Saved entries:
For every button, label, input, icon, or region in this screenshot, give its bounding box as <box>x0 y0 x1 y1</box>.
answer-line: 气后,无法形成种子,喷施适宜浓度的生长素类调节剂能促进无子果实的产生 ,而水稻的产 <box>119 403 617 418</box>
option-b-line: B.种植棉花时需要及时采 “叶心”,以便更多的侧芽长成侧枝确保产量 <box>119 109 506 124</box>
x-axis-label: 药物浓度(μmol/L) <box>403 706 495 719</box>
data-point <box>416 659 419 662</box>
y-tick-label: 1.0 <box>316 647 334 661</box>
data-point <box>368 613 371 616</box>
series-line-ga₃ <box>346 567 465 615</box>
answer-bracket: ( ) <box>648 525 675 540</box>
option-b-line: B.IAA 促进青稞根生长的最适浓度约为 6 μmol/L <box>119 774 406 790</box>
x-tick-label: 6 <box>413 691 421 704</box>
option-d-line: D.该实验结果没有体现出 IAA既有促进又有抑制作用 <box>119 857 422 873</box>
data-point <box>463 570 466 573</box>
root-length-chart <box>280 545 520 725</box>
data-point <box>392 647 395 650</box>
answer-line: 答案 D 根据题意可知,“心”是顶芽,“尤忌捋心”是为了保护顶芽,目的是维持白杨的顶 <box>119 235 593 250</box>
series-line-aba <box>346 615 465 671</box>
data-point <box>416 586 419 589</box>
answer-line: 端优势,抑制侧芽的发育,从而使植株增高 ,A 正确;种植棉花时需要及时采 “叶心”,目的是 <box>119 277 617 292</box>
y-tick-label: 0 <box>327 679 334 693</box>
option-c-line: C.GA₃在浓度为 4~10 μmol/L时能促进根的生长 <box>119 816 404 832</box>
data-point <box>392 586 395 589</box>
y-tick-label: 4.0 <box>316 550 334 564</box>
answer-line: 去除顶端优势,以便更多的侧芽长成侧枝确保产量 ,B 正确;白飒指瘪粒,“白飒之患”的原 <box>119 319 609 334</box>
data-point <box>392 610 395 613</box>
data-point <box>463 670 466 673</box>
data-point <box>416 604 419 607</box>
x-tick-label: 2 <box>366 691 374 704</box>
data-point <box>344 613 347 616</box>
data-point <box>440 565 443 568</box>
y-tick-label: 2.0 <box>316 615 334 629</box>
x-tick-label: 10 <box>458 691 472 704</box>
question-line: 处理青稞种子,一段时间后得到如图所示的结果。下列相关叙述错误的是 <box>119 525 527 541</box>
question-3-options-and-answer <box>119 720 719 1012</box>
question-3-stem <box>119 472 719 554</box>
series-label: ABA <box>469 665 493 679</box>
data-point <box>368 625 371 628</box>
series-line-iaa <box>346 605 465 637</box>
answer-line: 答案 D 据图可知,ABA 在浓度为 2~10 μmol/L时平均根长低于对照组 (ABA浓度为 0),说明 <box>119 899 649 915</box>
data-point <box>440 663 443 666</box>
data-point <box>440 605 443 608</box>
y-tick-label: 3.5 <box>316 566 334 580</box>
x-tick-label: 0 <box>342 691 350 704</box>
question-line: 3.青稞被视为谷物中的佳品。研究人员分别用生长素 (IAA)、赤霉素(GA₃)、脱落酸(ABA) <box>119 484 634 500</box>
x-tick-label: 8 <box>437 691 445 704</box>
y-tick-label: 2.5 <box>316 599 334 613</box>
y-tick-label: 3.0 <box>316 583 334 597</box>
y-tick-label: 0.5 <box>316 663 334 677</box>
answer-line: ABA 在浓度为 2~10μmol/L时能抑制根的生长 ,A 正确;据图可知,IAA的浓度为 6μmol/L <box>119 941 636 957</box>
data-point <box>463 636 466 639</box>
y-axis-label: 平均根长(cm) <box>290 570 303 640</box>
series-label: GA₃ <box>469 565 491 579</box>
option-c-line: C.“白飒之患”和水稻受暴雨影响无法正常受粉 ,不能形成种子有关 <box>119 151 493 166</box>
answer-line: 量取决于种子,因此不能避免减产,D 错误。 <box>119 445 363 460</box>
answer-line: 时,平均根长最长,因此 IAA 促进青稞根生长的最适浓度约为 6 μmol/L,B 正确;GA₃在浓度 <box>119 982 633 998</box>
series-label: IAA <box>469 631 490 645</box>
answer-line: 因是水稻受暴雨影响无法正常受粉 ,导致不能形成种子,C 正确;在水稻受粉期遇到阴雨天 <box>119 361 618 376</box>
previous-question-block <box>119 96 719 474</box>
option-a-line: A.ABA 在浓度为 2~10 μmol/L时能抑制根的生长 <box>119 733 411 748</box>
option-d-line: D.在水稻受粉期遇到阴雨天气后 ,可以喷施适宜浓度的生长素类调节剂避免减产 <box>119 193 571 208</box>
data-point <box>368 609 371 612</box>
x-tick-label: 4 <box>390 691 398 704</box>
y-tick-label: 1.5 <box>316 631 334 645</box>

> **DIRECTIONS FOR THIS TASK**: Rename "root-length-chart" to "root-length-plot" in the lines from the first line through the line with "data-point <box>440 565 443 568</box>". Return only those lines, with everything else unchanged.

> **SOLUTION**:
For every button, label, input, icon, or region in this screenshot, give its bounding box as <box>x0 y0 x1 y1</box>.
answer-line: 气后,无法形成种子,喷施适宜浓度的生长素类调节剂能促进无子果实的产生 ,而水稻的产 <box>119 403 617 418</box>
option-b-line: B.种植棉花时需要及时采 “叶心”,以便更多的侧芽长成侧枝确保产量 <box>119 109 506 124</box>
x-axis-label: 药物浓度(μmol/L) <box>403 706 495 719</box>
data-point <box>416 659 419 662</box>
y-tick-label: 1.0 <box>316 647 334 661</box>
data-point <box>368 613 371 616</box>
series-line-ga₃ <box>346 567 465 615</box>
answer-bracket: ( ) <box>648 525 675 540</box>
option-b-line: B.IAA 促进青稞根生长的最适浓度约为 6 μmol/L <box>119 774 406 790</box>
x-tick-label: 6 <box>413 691 421 704</box>
option-d-line: D.该实验结果没有体现出 IAA既有促进又有抑制作用 <box>119 857 422 873</box>
data-point <box>463 570 466 573</box>
root-length-plot <box>280 545 520 725</box>
data-point <box>392 647 395 650</box>
answer-line: 答案 D 根据题意可知,“心”是顶芽,“尤忌捋心”是为了保护顶芽,目的是维持白杨的顶 <box>119 235 593 250</box>
series-line-aba <box>346 615 465 671</box>
data-point <box>416 586 419 589</box>
answer-line: 端优势,抑制侧芽的发育,从而使植株增高 ,A 正确;种植棉花时需要及时采 “叶心”,目的是 <box>119 277 617 292</box>
y-tick-label: 0 <box>327 679 334 693</box>
option-c-line: C.GA₃在浓度为 4~10 μmol/L时能促进根的生长 <box>119 816 404 832</box>
data-point <box>392 586 395 589</box>
y-tick-label: 4.0 <box>316 550 334 564</box>
answer-line: 去除顶端优势,以便更多的侧芽长成侧枝确保产量 ,B 正确;白飒指瘪粒,“白飒之患”的原 <box>119 319 609 334</box>
data-point <box>392 610 395 613</box>
data-point <box>463 670 466 673</box>
data-point <box>416 604 419 607</box>
x-tick-label: 2 <box>366 691 374 704</box>
data-point <box>344 613 347 616</box>
data-point <box>440 565 443 568</box>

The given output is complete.